◆ Data supplied
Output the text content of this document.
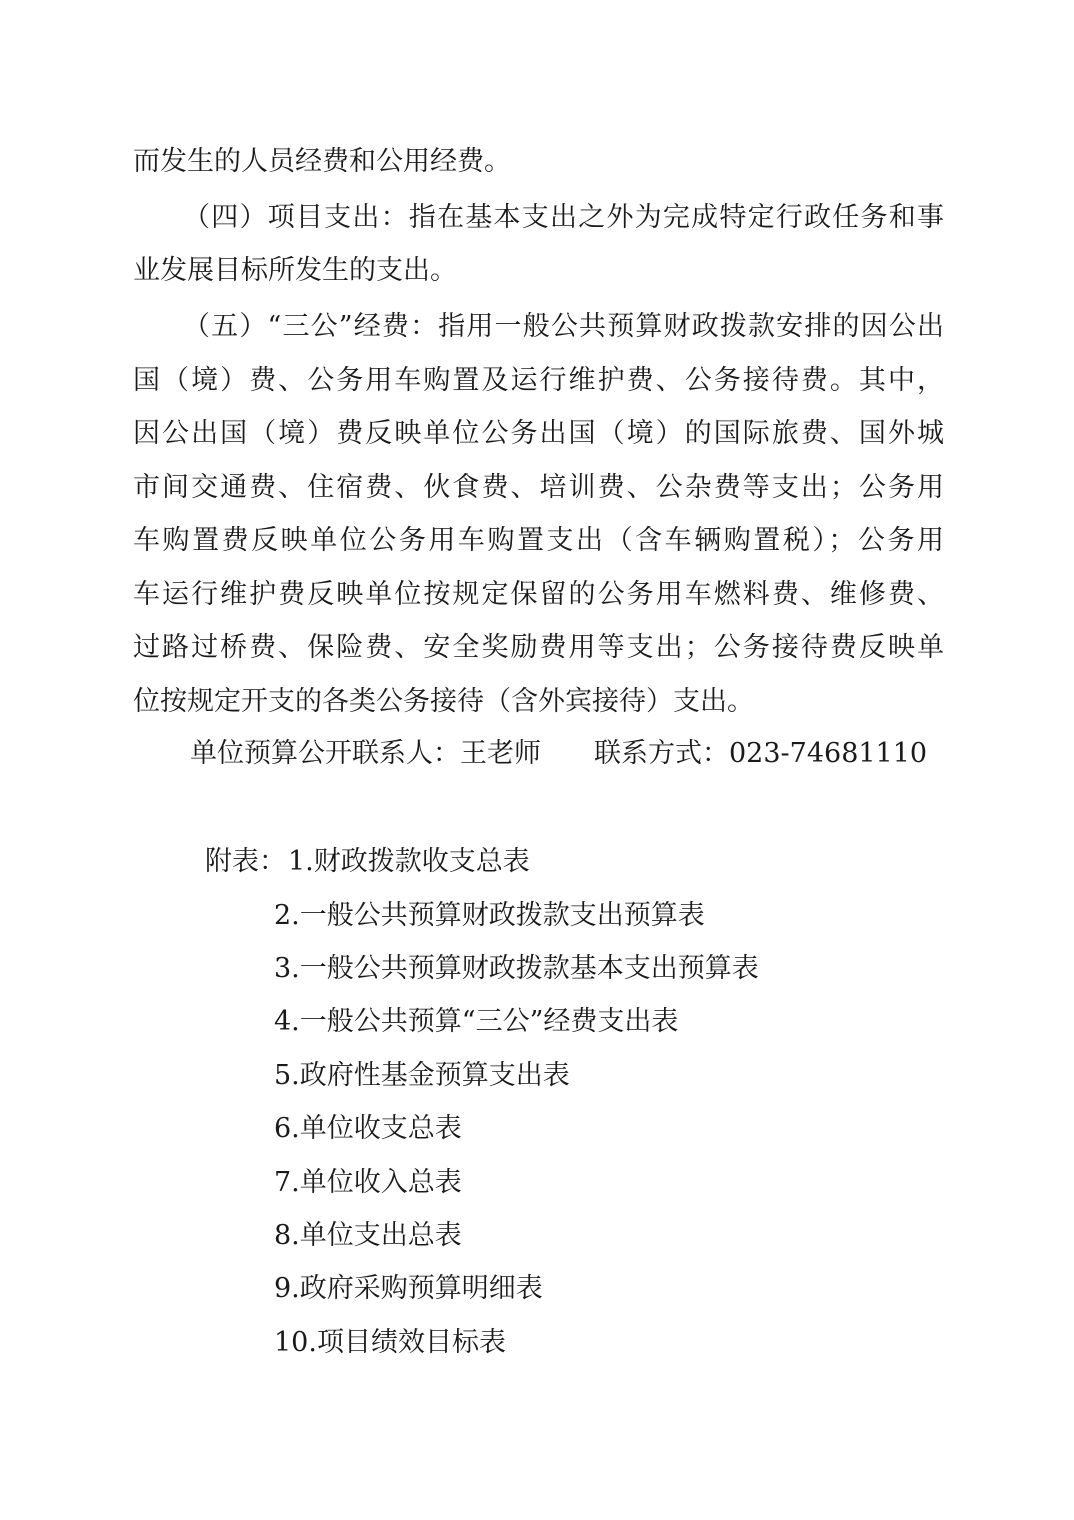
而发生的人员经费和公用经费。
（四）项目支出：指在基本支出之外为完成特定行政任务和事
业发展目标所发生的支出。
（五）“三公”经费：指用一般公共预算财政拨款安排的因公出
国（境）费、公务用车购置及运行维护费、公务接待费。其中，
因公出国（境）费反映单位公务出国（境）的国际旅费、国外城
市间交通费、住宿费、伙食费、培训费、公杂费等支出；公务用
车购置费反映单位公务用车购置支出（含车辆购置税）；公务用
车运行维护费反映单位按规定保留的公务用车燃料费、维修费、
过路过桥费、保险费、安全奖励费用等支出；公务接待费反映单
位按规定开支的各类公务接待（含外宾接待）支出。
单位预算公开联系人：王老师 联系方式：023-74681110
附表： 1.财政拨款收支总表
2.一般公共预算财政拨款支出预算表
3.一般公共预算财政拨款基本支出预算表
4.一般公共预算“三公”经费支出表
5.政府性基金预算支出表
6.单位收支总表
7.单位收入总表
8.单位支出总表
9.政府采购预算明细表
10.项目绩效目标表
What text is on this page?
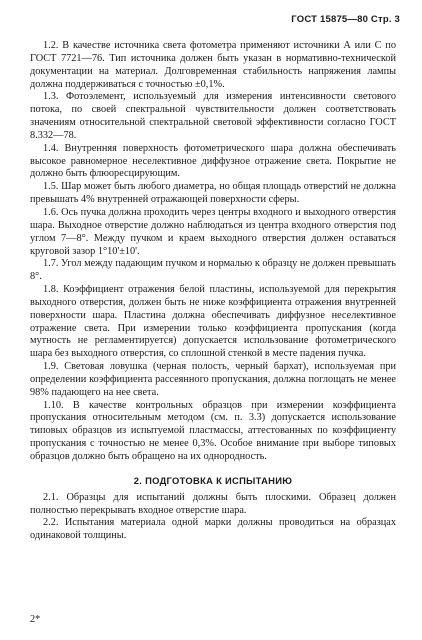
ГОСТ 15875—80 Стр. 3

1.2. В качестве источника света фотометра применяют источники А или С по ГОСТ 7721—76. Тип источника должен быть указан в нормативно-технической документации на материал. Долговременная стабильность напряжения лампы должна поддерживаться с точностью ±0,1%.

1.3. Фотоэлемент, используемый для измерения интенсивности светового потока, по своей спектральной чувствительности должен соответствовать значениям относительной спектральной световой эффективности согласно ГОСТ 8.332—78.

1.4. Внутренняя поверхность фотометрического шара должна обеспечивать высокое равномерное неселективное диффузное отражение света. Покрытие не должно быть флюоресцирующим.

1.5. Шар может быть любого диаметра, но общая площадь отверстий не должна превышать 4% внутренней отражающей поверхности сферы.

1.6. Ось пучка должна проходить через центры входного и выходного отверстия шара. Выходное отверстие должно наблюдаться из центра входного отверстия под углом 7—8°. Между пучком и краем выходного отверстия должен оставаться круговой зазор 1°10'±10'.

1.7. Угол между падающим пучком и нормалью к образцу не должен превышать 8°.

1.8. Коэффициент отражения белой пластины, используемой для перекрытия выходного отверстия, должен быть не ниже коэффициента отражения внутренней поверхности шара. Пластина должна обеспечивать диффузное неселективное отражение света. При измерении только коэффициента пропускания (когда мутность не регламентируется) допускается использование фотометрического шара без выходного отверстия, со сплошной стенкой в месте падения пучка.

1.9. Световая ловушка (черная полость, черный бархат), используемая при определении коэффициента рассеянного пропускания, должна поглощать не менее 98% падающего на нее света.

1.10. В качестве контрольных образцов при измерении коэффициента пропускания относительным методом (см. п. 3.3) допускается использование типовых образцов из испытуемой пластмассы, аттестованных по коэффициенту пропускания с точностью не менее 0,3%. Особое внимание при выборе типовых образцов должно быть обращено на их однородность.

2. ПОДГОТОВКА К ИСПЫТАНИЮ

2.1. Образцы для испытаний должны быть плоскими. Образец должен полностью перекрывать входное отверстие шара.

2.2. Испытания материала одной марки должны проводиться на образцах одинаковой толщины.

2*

◆ What you will do
Search the records above for the string "превышать". Copy every line that contains it.

◆ Answer for the task
1.5. Шар может быть любого диаметра, но общая площадь отверстий не должна превышать 4% внутренней отражающей поверхности сферы.
1.7. Угол между падающим пучком и нормалью к образцу не должен превышать 8°.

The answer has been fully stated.